** start of Reading passage **

Baby, don't you do it

Hike with Gravity

Last night’s campsite was perched on a ledge overlooking a wide valley. It was located on a slope of Pacifico Mountain.

The trail went around, not over the mountain, which was part of a large burn area. Some of the trees here were still standing and alive, though deeply charred. Others were little more than burnt stumps.

Date
Weather Clear skies with a high temperature in the upper 70s
Trail Conditions Overgrown in a couple spots, long climbs aren’t steep
Today's Miles 18.7 miles
Trip Miles 431.6 miles

Two significant wildfires damaged this area in the last few years.

One was the Station Fire, which was started in 2009 by an arsonist. Two firefighters were killed and more than 160-thousand acres were burned, making it the largest California wildfire of that year.

The other fire was the Sand Fire, which burned 41,432 acres and killed two residents in 2016.

As we were preparing to leave this morning, Just Awesome told me something that horrified me. He said last night after I went to bed, a Korean hiker named Bambi started a big campfire, about 75 to 100 yards from where we were camped.

Just Awesome, Falls, and Captain walked over to talk to Bambi. They wanted to make sure Bambi knew to put out the fire before going to bed. That somewhat relieved me, but I was still shocked to learn someone would start a campfire in this area. The damage from the wildfires was obvious.

More than that, I found this news disturbing because campfires are prohibited unless they are contained within a fire ring in an established campground.

** end of Reading passage **

## Short exercise
Rewrite the trail journal entry between "The other fire" and "wildfires was obvious.", inclusive, changing "campfire" to "bonfire". Work only from the trail journal entry above.

** start of Listing **

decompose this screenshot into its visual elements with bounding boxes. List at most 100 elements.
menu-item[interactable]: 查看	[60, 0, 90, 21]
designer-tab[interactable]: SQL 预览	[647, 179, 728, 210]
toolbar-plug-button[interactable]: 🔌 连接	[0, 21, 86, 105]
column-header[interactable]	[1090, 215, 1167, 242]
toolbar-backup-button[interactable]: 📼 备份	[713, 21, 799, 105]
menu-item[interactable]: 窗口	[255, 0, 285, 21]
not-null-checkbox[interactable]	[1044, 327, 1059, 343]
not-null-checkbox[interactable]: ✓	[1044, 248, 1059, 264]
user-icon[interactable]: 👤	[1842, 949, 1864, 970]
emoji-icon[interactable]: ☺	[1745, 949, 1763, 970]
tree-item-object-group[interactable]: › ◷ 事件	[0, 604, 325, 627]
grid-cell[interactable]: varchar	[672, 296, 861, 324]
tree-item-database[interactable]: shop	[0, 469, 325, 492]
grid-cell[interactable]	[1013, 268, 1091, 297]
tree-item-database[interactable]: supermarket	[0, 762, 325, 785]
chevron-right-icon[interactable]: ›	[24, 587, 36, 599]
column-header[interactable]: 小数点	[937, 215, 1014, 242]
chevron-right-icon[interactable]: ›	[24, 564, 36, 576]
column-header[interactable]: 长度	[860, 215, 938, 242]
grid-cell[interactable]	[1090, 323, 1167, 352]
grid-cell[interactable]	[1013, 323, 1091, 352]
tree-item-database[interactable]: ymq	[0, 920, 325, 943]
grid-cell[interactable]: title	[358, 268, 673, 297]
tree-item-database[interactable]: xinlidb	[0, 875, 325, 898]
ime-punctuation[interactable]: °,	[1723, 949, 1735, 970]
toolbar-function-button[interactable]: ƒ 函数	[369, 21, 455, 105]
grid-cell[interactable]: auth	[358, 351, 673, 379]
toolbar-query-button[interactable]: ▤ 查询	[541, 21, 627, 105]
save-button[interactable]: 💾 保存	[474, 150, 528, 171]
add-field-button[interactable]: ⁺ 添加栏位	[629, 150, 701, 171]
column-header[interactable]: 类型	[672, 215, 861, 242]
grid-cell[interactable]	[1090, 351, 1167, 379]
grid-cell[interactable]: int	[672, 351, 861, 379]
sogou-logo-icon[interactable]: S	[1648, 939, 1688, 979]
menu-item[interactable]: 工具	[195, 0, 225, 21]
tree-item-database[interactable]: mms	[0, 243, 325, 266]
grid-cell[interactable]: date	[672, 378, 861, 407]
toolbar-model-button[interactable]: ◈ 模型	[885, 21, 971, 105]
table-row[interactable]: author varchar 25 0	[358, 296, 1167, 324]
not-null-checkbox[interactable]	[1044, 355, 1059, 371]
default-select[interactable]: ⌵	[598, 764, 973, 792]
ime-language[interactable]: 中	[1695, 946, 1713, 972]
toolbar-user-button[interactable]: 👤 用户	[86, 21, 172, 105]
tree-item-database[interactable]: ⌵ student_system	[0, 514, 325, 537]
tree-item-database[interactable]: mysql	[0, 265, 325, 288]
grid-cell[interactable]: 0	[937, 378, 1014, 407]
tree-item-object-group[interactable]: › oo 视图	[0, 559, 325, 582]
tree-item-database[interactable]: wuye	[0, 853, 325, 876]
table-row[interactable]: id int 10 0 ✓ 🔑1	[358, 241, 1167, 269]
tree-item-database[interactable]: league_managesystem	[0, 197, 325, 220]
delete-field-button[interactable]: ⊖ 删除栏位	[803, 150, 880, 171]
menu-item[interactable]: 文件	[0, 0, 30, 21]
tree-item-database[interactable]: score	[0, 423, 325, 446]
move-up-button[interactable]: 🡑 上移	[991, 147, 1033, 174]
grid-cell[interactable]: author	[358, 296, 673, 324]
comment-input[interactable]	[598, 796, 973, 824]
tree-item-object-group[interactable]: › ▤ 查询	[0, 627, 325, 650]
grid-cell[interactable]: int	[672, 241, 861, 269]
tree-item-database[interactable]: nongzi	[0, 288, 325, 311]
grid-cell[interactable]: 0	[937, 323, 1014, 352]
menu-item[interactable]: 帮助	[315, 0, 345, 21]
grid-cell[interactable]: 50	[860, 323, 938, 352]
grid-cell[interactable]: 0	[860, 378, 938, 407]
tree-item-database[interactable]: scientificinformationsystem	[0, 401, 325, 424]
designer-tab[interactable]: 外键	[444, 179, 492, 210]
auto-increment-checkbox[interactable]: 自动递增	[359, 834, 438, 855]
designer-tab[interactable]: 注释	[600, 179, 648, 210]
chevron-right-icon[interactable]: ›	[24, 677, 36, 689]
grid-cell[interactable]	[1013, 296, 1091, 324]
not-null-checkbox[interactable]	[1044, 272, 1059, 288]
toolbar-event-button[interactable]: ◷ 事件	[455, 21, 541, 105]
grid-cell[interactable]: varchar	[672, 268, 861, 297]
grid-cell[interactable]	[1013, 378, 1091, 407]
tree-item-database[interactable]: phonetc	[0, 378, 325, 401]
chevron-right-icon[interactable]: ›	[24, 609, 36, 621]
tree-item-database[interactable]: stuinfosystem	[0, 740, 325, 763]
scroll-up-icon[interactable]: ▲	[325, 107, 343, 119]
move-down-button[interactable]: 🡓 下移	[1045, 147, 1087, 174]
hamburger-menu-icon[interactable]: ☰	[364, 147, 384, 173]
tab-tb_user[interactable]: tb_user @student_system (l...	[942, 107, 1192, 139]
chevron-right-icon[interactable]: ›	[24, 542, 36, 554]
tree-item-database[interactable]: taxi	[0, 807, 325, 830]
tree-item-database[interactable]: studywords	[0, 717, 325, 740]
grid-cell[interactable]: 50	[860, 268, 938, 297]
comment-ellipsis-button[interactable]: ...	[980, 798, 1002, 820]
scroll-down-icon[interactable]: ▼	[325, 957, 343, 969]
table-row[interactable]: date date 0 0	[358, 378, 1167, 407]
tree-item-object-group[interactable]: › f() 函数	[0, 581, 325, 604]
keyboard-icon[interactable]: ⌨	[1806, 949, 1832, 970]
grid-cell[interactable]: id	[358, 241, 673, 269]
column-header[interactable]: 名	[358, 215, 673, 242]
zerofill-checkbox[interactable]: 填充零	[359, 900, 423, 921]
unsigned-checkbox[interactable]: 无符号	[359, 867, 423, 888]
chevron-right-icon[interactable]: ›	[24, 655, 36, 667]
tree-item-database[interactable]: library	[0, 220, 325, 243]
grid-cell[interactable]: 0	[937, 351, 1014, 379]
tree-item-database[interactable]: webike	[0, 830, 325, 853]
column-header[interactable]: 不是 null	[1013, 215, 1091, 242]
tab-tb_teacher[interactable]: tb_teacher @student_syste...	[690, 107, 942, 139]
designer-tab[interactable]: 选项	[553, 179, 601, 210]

** end of Listing **

## Exercise result
The other fire was the Sand Fire, which burned 41,432 acres and killed two residents in 2016.

As we were preparing to leave this morning, Just Awesome told me something that horrified me. He said last night after I went to bed, a Korean hiker named Bambi started a big bonfire, about 75 to 100 yards from where we were camped.

Just Awesome, Falls, and Captain walked over to talk to Bambi. They wanted to make sure Bambi knew to put out the fire before going to bed. That somewhat relieved me, but I was still shocked to learn someone would start a bonfire in this area. The damage from the wildfires was obvious.